Work to complete:
Every record below should be printed exactly as it appears.

Material for the task:
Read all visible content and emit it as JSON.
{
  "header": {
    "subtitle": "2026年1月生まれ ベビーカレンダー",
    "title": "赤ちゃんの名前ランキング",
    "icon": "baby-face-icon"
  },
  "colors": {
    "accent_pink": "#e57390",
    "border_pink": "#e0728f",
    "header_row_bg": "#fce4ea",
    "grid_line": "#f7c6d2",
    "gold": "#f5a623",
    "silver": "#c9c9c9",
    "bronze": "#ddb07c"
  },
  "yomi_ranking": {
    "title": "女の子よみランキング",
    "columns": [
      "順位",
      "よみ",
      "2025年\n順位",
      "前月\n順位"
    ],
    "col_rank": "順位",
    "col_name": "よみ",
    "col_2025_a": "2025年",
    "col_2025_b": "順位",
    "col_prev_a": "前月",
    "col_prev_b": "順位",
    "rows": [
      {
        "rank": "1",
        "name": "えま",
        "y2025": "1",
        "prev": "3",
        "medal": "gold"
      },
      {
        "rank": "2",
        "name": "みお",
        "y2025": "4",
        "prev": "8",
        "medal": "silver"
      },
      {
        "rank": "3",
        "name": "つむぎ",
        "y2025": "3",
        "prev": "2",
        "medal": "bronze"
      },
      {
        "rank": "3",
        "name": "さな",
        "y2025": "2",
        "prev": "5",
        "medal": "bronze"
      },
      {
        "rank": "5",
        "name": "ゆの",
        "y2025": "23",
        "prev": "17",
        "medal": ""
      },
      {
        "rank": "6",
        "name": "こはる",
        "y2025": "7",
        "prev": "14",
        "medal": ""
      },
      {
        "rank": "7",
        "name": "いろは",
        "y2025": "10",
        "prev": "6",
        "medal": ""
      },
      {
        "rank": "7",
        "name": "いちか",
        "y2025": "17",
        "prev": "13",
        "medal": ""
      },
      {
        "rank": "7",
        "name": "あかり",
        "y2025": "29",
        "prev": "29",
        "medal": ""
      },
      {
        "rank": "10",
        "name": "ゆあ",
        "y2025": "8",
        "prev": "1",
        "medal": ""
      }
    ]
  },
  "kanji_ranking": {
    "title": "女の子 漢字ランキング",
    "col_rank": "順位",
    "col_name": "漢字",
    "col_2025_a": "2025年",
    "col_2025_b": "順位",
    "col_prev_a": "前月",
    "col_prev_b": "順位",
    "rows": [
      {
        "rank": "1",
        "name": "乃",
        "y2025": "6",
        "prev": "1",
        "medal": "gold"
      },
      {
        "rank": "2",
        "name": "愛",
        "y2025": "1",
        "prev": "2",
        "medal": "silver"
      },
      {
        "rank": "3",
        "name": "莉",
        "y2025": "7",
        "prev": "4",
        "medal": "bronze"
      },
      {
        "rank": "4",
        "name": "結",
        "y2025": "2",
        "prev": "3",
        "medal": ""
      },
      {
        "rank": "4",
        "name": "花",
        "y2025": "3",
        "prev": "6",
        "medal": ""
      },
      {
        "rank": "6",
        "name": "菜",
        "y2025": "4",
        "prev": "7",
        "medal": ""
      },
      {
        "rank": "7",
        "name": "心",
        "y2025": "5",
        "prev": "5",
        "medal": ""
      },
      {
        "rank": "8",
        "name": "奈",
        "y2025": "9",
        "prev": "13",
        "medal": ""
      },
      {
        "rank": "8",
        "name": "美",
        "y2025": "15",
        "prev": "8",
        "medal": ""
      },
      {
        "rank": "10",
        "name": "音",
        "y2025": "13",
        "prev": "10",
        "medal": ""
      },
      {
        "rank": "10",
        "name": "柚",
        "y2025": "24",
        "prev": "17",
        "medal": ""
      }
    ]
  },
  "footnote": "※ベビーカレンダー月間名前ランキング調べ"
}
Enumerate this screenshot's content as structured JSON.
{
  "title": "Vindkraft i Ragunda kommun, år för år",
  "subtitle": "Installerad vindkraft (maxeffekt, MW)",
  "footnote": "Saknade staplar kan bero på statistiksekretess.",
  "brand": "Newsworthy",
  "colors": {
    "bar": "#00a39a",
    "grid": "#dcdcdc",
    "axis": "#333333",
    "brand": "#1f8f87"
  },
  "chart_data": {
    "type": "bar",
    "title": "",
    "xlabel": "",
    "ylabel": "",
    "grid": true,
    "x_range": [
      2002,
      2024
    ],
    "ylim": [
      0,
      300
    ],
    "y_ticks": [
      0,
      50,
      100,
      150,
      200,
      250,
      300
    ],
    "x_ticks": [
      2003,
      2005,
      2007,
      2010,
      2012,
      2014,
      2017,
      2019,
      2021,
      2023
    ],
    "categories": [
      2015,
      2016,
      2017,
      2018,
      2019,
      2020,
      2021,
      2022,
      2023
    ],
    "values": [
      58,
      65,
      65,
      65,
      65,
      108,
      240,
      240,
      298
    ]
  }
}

Worked answer:
Read all visible content and emit it as JSON.
{
  "header": {
    "subtitle": "2026年1月生まれ ベビーカレンダー",
    "title": "赤ちゃんの名前ランキング",
    "icon": "baby-face-icon"
  },
  "colors": {
    "accent_pink": "#e57390",
    "border_pink": "#e0728f",
    "header_row_bg": "#fce4ea",
    "grid_line": "#f7c6d2",
    "gold": "#f5a623",
    "silver": "#c9c9c9",
    "bronze": "#ddb07c"
  },
  "yomi_ranking": {
    "title": "女の子よみランキング",
    "columns": [
      "順位",
      "よみ",
      "2025年\n順位",
      "前月\n順位"
    ],
    "col_rank": "順位",
    "col_name": "よみ",
    "col_2025_a": "2025年",
    "col_2025_b": "順位",
    "col_prev_a": "前月",
    "col_prev_b": "順位",
    "rows": [
      {
        "rank": "1",
        "name": "えま",
        "y2025": "1",
        "prev": "3",
        "medal": "gold"
      },
      {
        "rank": "2",
        "name": "みお",
        "y2025": "4",
        "prev": "8",
        "medal": "silver"
      },
      {
        "rank": "3",
        "name": "つむぎ",
        "y2025": "3",
        "prev": "2",
        "medal": "bronze"
      },
      {
        "rank": "3",
        "name": "さな",
        "y2025": "2",
        "prev": "5",
        "medal": "bronze"
      },
      {
        "rank": "5",
        "name": "ゆの",
        "y2025": "23",
        "prev": "17",
        "medal": ""
      },
      {
        "rank": "6",
        "name": "こはる",
        "y2025": "7",
        "prev": "14",
        "medal": ""
      },
      {
        "rank": "7",
        "name": "いろは",
        "y2025": "10",
        "prev": "6",
        "medal": ""
      },
      {
        "rank": "7",
        "name": "いちか",
        "y2025": "17",
        "prev": "13",
        "medal": ""
      },
      {
        "rank": "7",
        "name": "あかり",
        "y2025": "29",
        "prev": "29",
        "medal": ""
      },
      {
        "rank": "10",
        "name": "ゆあ",
        "y2025": "8",
        "prev": "1",
        "medal": ""
      }
    ]
  },
  "kanji_ranking": {
    "title": "女の子 漢字ランキング",
    "col_rank": "順位",
    "col_name": "漢字",
    "col_2025_a": "2025年",
    "col_2025_b": "順位",
    "col_prev_a": "前月",
    "col_prev_b": "順位",
    "rows": [
      {
        "rank": "1",
        "name": "乃",
        "y2025": "6",
        "prev": "1",
        "medal": "gold"
      },
      {
        "rank": "2",
        "name": "愛",
        "y2025": "1",
        "prev": "2",
        "medal": "silver"
      },
      {
        "rank": "3",
        "name": "莉",
        "y2025": "7",
        "prev": "4",
        "medal": "bronze"
      },
      {
        "rank": "4",
        "name": "結",
        "y2025": "2",
        "prev": "3",
        "medal": ""
      },
      {
        "rank": "4",
        "name": "花",
        "y2025": "3",
        "prev": "6",
        "medal": ""
      },
      {
        "rank": "6",
        "name": "菜",
        "y2025": "4",
        "prev": "7",
        "medal": ""
      },
      {
        "rank": "7",
        "name": "心",
        "y2025": "5",
        "prev": "5",
        "medal": ""
      },
      {
        "rank": "8",
        "name": "奈",
        "y2025": "9",
        "prev": "13",
        "medal": ""
      },
      {
        "rank": "8",
        "name": "美",
        "y2025": "15",
        "prev": "8",
        "medal": ""
      },
      {
        "rank": "10",
        "name": "音",
        "y2025": "13",
        "prev": "10",
        "medal": ""
      },
      {
        "rank": "10",
        "name": "柚",
        "y2025": "24",
        "prev": "17",
        "medal": ""
      }
    ]
  },
  "footnote": "※ベビーカレンダー月間名前ランキング調べ"
}
Enumerate this screenshot's content as structured JSON.
{
  "title": "Vindkraft i Ragunda kommun, år för år",
  "subtitle": "Installerad vindkraft (maxeffekt, MW)",
  "footnote": "Saknade staplar kan bero på statistiksekretess.",
  "brand": "Newsworthy",
  "colors": {
    "bar": "#00a39a",
    "grid": "#dcdcdc",
    "axis": "#333333",
    "brand": "#1f8f87"
  },
  "chart_data": {
    "type": "bar",
    "title": "",
    "xlabel": "",
    "ylabel": "",
    "grid": true,
    "x_range": [
      2002,
      2024
    ],
    "ylim": [
      0,
      300
    ],
    "y_ticks": [
      0,
      50,
      100,
      150,
      200,
      250,
      300
    ],
    "x_ticks": [
      2003,
      2005,
      2007,
      2010,
      2012,
      2014,
      2017,
      2019,
      2021,
      2023
    ],
    "categories": [
      2015,
      2016,
      2017,
      2018,
      2019,
      2020,
      2021,
      2022,
      2023
    ],
    "values": [
      58,
      65,
      65,
      65,
      65,
      108,
      240,
      240,
      298
    ]
  }
}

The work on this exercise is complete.